Information shown
━━━━━━━━━━━━━━━━

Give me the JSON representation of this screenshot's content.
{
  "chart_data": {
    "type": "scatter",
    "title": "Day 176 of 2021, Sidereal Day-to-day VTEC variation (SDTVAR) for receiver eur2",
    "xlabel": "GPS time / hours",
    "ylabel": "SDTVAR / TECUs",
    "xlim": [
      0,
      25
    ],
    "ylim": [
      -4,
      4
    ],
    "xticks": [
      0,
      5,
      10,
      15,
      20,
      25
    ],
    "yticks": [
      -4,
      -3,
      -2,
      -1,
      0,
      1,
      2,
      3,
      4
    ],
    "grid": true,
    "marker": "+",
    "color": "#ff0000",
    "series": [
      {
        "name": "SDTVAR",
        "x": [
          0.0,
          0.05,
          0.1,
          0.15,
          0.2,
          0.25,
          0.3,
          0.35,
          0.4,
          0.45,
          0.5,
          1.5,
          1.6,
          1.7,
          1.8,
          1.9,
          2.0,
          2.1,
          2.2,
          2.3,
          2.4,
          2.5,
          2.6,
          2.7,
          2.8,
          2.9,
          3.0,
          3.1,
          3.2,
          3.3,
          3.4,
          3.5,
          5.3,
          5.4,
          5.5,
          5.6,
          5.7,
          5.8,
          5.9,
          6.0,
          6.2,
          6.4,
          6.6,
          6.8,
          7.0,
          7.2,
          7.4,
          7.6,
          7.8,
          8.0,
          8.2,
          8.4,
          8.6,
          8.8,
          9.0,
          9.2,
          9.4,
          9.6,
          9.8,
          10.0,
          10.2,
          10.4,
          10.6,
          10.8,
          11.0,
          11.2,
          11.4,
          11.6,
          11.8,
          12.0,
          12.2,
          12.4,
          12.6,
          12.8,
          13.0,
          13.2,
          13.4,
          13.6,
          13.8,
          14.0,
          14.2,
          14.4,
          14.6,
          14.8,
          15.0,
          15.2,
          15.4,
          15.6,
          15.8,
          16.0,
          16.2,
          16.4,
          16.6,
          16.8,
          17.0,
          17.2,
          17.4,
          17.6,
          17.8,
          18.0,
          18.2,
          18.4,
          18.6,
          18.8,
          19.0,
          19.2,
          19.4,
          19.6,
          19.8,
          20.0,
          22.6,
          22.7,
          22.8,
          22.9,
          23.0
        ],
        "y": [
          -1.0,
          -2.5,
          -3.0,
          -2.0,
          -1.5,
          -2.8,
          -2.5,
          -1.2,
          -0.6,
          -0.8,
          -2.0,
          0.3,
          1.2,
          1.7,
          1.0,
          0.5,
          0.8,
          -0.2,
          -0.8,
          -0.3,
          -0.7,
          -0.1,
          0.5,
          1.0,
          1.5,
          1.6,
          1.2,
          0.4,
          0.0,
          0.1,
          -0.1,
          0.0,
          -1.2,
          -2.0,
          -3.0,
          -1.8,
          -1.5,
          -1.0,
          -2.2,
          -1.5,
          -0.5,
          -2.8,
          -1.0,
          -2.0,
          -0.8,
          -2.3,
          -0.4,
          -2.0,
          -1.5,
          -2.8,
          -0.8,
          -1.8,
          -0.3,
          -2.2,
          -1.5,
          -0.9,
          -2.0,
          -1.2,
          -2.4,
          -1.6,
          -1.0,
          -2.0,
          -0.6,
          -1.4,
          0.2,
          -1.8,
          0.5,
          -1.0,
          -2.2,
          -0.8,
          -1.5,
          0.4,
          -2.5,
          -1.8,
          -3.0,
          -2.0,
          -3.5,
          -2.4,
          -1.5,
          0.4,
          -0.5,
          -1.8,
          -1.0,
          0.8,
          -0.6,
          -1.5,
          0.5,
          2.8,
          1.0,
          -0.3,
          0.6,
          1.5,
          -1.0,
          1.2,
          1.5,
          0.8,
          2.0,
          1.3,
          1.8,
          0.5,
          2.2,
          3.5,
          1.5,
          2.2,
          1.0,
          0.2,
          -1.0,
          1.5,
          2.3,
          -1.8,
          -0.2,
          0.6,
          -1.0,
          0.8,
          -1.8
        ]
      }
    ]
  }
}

━━━━━━━━━━━━━━━━

Extract all of the data above and output it character for character.

Answer in full
Give me the JSON representation of this screenshot's content.
{
  "chart_data": {
    "type": "scatter",
    "title": "Day 176 of 2021, Sidereal Day-to-day VTEC variation (SDTVAR) for receiver eur2",
    "xlabel": "GPS time / hours",
    "ylabel": "SDTVAR / TECUs",
    "xlim": [
      0,
      25
    ],
    "ylim": [
      -4,
      4
    ],
    "xticks": [
      0,
      5,
      10,
      15,
      20,
      25
    ],
    "yticks": [
      -4,
      -3,
      -2,
      -1,
      0,
      1,
      2,
      3,
      4
    ],
    "grid": true,
    "marker": "+",
    "color": "#ff0000",
    "series": [
      {
        "name": "SDTVAR",
        "x": [
          0.0,
          0.05,
          0.1,
          0.15,
          0.2,
          0.25,
          0.3,
          0.35,
          0.4,
          0.45,
          0.5,
          1.5,
          1.6,
          1.7,
          1.8,
          1.9,
          2.0,
          2.1,
          2.2,
          2.3,
          2.4,
          2.5,
          2.6,
          2.7,
          2.8,
          2.9,
          3.0,
          3.1,
          3.2,
          3.3,
          3.4,
          3.5,
          5.3,
          5.4,
          5.5,
          5.6,
          5.7,
          5.8,
          5.9,
          6.0,
          6.2,
          6.4,
          6.6,
          6.8,
          7.0,
          7.2,
          7.4,
          7.6,
          7.8,
          8.0,
          8.2,
          8.4,
          8.6,
          8.8,
          9.0,
          9.2,
          9.4,
          9.6,
          9.8,
          10.0,
          10.2,
          10.4,
          10.6,
          10.8,
          11.0,
          11.2,
          11.4,
          11.6,
          11.8,
          12.0,
          12.2,
          12.4,
          12.6,
          12.8,
          13.0,
          13.2,
          13.4,
          13.6,
          13.8,
          14.0,
          14.2,
          14.4,
          14.6,
          14.8,
          15.0,
          15.2,
          15.4,
          15.6,
          15.8,
          16.0,
          16.2,
          16.4,
          16.6,
          16.8,
          17.0,
          17.2,
          17.4,
          17.6,
          17.8,
          18.0,
          18.2,
          18.4,
          18.6,
          18.8,
          19.0,
          19.2,
          19.4,
          19.6,
          19.8,
          20.0,
          22.6,
          22.7,
          22.8,
          22.9,
          23.0
        ],
        "y": [
          -1.0,
          -2.5,
          -3.0,
          -2.0,
          -1.5,
          -2.8,
          -2.5,
          -1.2,
          -0.6,
          -0.8,
          -2.0,
          0.3,
          1.2,
          1.7,
          1.0,
          0.5,
          0.8,
          -0.2,
          -0.8,
          -0.3,
          -0.7,
          -0.1,
          0.5,
          1.0,
          1.5,
          1.6,
          1.2,
          0.4,
          0.0,
          0.1,
          -0.1,
          0.0,
          -1.2,
          -2.0,
          -3.0,
          -1.8,
          -1.5,
          -1.0,
          -2.2,
          -1.5,
          -0.5,
          -2.8,
          -1.0,
          -2.0,
          -0.8,
          -2.3,
          -0.4,
          -2.0,
          -1.5,
          -2.8,
          -0.8,
          -1.8,
          -0.3,
          -2.2,
          -1.5,
          -0.9,
          -2.0,
          -1.2,
          -2.4,
          -1.6,
          -1.0,
          -2.0,
          -0.6,
          -1.4,
          0.2,
          -1.8,
          0.5,
          -1.0,
          -2.2,
          -0.8,
          -1.5,
          0.4,
          -2.5,
          -1.8,
          -3.0,
          -2.0,
          -3.5,
          -2.4,
          -1.5,
          0.4,
          -0.5,
          -1.8,
          -1.0,
          0.8,
          -0.6,
          -1.5,
          0.5,
          2.8,
          1.0,
          -0.3,
          0.6,
          1.5,
          -1.0,
          1.2,
          1.5,
          0.8,
          2.0,
          1.3,
          1.8,
          0.5,
          2.2,
          3.5,
          1.5,
          2.2,
          1.0,
          0.2,
          -1.0,
          1.5,
          2.3,
          -1.8,
          -0.2,
          0.6,
          -1.0,
          0.8,
          -1.8
        ]
      }
    ]
  }
}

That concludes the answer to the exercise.